___ Listed records

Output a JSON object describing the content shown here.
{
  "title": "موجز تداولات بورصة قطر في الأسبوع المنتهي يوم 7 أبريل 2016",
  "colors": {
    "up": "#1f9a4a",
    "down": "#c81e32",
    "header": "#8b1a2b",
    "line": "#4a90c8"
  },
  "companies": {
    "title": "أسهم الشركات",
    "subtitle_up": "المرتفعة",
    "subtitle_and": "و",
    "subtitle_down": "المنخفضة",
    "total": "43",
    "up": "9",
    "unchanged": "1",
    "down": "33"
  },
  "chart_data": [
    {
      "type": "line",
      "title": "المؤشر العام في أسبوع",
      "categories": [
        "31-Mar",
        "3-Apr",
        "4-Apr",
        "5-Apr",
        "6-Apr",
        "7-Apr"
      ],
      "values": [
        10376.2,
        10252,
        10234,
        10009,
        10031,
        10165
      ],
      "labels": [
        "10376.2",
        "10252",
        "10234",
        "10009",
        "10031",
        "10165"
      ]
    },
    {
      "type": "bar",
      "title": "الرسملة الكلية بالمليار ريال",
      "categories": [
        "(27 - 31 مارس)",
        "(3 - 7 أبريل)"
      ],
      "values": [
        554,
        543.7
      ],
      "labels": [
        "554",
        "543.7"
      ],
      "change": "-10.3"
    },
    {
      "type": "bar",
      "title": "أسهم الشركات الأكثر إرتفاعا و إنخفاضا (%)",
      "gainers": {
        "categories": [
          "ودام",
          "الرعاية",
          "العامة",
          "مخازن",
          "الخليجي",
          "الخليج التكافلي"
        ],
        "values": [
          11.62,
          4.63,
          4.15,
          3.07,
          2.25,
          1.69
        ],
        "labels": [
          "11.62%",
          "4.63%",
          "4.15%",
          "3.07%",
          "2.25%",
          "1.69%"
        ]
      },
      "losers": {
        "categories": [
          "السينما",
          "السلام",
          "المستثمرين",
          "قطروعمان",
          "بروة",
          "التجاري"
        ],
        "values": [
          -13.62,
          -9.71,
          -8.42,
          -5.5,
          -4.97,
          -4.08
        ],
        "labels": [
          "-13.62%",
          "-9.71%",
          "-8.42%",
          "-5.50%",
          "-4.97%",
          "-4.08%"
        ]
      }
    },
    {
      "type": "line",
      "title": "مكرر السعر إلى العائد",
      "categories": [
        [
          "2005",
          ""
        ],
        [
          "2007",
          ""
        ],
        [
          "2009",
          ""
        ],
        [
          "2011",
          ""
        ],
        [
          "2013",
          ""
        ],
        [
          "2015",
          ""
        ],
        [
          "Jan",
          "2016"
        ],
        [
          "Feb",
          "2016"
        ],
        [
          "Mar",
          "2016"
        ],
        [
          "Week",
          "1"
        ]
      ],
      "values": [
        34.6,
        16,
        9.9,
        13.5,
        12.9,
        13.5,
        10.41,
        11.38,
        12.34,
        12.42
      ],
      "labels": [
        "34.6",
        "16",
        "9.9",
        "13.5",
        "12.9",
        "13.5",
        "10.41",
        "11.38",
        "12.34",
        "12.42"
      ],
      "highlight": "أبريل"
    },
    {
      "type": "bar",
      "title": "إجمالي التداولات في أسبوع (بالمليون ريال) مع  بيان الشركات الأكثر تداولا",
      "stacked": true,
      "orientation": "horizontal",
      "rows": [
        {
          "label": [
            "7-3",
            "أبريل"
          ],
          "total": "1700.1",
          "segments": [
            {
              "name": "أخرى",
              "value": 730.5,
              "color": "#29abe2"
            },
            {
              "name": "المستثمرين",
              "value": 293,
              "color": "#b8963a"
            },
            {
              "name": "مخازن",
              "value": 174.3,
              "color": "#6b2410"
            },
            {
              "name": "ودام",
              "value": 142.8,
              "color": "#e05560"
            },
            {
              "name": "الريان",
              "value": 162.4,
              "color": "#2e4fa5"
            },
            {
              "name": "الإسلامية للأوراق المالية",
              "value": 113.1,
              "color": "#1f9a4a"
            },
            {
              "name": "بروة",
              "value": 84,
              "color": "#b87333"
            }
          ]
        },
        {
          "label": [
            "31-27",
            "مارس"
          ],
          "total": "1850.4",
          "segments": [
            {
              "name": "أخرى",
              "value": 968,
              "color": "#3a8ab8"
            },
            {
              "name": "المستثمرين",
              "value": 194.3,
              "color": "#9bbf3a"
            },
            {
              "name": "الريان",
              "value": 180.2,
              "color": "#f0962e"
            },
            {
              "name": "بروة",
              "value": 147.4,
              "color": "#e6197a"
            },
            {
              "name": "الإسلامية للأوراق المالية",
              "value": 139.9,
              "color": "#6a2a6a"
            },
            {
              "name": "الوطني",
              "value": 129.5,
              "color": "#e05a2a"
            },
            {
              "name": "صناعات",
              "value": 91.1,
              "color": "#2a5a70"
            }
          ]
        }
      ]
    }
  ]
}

______

Reproduce every record above exactly as it appears.

* [Written reply]:
Output a JSON object describing the content shown here.
{
  "title": "موجز تداولات بورصة قطر في الأسبوع المنتهي يوم 7 أبريل 2016",
  "colors": {
    "up": "#1f9a4a",
    "down": "#c81e32",
    "header": "#8b1a2b",
    "line": "#4a90c8"
  },
  "companies": {
    "title": "أسهم الشركات",
    "subtitle_up": "المرتفعة",
    "subtitle_and": "و",
    "subtitle_down": "المنخفضة",
    "total": "43",
    "up": "9",
    "unchanged": "1",
    "down": "33"
  },
  "chart_data": [
    {
      "type": "line",
      "title": "المؤشر العام في أسبوع",
      "categories": [
        "31-Mar",
        "3-Apr",
        "4-Apr",
        "5-Apr",
        "6-Apr",
        "7-Apr"
      ],
      "values": [
        10376.2,
        10252,
        10234,
        10009,
        10031,
        10165
      ],
      "labels": [
        "10376.2",
        "10252",
        "10234",
        "10009",
        "10031",
        "10165"
      ]
    },
    {
      "type": "bar",
      "title": "الرسملة الكلية بالمليار ريال",
      "categories": [
        "(27 - 31 مارس)",
        "(3 - 7 أبريل)"
      ],
      "values": [
        554,
        543.7
      ],
      "labels": [
        "554",
        "543.7"
      ],
      "change": "-10.3"
    },
    {
      "type": "bar",
      "title": "أسهم الشركات الأكثر إرتفاعا و إنخفاضا (%)",
      "gainers": {
        "categories": [
          "ودام",
          "الرعاية",
          "العامة",
          "مخازن",
          "الخليجي",
          "الخليج التكافلي"
        ],
        "values": [
          11.62,
          4.63,
          4.15,
          3.07,
          2.25,
          1.69
        ],
        "labels": [
          "11.62%",
          "4.63%",
          "4.15%",
          "3.07%",
          "2.25%",
          "1.69%"
        ]
      },
      "losers": {
        "categories": [
          "السينما",
          "السلام",
          "المستثمرين",
          "قطروعمان",
          "بروة",
          "التجاري"
        ],
        "values": [
          -13.62,
          -9.71,
          -8.42,
          -5.5,
          -4.97,
          -4.08
        ],
        "labels": [
          "-13.62%",
          "-9.71%",
          "-8.42%",
          "-5.50%",
          "-4.97%",
          "-4.08%"
        ]
      }
    },
    {
      "type": "line",
      "title": "مكرر السعر إلى العائد",
      "categories": [
        [
          "2005",
          ""
        ],
        [
          "2007",
          ""
        ],
        [
          "2009",
          ""
        ],
        [
          "2011",
          ""
        ],
        [
          "2013",
          ""
        ],
        [
          "2015",
          ""
        ],
        [
          "Jan",
          "2016"
        ],
        [
          "Feb",
          "2016"
        ],
        [
          "Mar",
          "2016"
        ],
        [
          "Week",
          "1"
        ]
      ],
      "values": [
        34.6,
        16,
        9.9,
        13.5,
        12.9,
        13.5,
        10.41,
        11.38,
        12.34,
        12.42
      ],
      "labels": [
        "34.6",
        "16",
        "9.9",
        "13.5",
        "12.9",
        "13.5",
        "10.41",
        "11.38",
        "12.34",
        "12.42"
      ],
      "highlight": "أبريل"
    },
    {
      "type": "bar",
      "title": "إجمالي التداولات في أسبوع (بالمليون ريال) مع  بيان الشركات الأكثر تداولا",
      "stacked": true,
      "orientation": "horizontal",
      "rows": [
        {
          "label": [
            "7-3",
            "أبريل"
          ],
          "total": "1700.1",
          "segments": [
            {
              "name": "أخرى",
              "value": 730.5,
              "color": "#29abe2"
            },
            {
              "name": "المستثمرين",
              "value": 293,
              "color": "#b8963a"
            },
            {
              "name": "مخازن",
              "value": 174.3,
              "color": "#6b2410"
            },
            {
              "name": "ودام",
              "value": 142.8,
              "color": "#e05560"
            },
            {
              "name": "الريان",
              "value": 162.4,
              "color": "#2e4fa5"
            },
            {
              "name": "الإسلامية للأوراق المالية",
              "value": 113.1,
              "color": "#1f9a4a"
            },
            {
              "name": "بروة",
              "value": 84,
              "color": "#b87333"
            }
          ]
        },
        {
          "label": [
            "31-27",
            "مارس"
          ],
          "total": "1850.4",
          "segments": [
            {
              "name": "أخرى",
              "value": 968,
              "color": "#3a8ab8"
            },
            {
              "name": "المستثمرين",
              "value": 194.3,
              "color": "#9bbf3a"
            },
            {
              "name": "الريان",
              "value": 180.2,
              "color": "#f0962e"
            },
            {
              "name": "بروة",
              "value": 147.4,
              "color": "#e6197a"
            },
            {
              "name": "الإسلامية للأوراق المالية",
              "value": 139.9,
              "color": "#6a2a6a"
            },
            {
              "name": "الوطني",
              "value": 129.5,
              "color": "#e05a2a"
            },
            {
              "name": "صناعات",
              "value": 91.1,
              "color": "#2a5a70"
            }
          ]
        }
      ]
    }
  ]
}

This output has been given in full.